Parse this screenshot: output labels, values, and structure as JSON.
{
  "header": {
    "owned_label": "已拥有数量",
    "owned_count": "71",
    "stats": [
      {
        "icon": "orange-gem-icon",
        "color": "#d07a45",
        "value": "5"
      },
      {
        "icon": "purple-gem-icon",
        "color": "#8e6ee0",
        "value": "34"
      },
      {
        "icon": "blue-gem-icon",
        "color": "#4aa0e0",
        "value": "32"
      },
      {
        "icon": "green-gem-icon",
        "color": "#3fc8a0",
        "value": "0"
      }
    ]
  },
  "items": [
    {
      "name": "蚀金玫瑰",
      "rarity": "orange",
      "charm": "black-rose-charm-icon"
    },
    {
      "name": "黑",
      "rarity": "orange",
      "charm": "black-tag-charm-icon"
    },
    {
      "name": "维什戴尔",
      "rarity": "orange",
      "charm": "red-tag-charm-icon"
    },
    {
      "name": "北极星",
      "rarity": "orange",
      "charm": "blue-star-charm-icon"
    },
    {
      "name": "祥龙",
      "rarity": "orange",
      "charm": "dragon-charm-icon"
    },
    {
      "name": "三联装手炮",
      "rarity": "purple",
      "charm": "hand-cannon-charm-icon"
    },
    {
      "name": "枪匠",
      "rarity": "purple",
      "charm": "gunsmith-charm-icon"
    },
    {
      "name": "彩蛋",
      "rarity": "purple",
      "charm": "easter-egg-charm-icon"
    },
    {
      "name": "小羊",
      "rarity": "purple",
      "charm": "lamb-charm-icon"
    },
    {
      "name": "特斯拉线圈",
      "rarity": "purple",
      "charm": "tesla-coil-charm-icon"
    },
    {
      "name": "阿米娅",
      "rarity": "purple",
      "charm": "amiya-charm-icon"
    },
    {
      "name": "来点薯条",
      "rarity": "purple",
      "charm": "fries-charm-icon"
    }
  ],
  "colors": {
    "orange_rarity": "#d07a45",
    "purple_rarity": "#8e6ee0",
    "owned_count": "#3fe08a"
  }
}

◆ ◆ ◆ ◆ ◆

PROBLEM REQUIREMENTS:
Pull every line containing "blue" out of the records.

PROBLEM SOLUTION:
        "icon": "blue-gem-icon",
      "charm": "blue-star-charm-icon"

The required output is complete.